- [Entries provided]:
· · ·

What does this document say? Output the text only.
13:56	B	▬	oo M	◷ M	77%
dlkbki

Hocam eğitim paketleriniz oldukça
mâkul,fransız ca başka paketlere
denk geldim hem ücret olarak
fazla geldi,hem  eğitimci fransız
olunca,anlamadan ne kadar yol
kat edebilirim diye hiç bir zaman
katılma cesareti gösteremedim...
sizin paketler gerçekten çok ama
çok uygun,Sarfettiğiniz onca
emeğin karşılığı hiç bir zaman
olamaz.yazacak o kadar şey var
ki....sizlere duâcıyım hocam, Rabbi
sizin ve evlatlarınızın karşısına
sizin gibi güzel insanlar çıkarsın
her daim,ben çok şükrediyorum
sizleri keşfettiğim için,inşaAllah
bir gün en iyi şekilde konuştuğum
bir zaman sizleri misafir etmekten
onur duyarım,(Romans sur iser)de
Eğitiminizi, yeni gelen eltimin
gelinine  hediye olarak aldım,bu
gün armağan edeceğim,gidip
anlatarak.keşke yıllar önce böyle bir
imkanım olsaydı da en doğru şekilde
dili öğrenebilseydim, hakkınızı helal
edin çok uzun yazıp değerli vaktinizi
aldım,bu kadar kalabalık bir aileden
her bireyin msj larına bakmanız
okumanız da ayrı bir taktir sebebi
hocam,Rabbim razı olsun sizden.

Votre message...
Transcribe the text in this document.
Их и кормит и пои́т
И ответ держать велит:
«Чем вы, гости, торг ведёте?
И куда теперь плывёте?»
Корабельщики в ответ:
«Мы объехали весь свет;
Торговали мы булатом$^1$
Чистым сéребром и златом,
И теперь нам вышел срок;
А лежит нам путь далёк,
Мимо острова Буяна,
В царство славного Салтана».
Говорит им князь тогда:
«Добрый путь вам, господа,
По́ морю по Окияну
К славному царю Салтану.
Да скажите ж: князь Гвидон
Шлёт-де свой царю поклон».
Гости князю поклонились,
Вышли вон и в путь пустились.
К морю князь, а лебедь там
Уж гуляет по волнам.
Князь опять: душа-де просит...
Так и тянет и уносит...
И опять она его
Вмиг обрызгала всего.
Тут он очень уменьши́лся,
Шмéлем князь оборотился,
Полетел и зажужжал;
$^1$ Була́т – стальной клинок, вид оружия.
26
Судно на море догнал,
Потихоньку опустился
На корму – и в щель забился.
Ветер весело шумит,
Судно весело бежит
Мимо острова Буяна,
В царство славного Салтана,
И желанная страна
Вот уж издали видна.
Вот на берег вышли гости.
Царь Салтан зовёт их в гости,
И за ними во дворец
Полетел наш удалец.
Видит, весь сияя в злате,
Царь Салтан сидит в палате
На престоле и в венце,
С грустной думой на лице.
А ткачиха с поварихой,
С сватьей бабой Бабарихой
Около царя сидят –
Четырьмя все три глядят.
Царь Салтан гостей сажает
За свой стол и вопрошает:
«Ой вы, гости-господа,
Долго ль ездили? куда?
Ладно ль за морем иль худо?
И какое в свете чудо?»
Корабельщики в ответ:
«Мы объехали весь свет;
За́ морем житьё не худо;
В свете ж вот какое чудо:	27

· · ·

- [Exercise description]: Return every line containing "чудо".

- [Response]:
И какое в свете чудо?»
В свете ж вот какое чудо:	27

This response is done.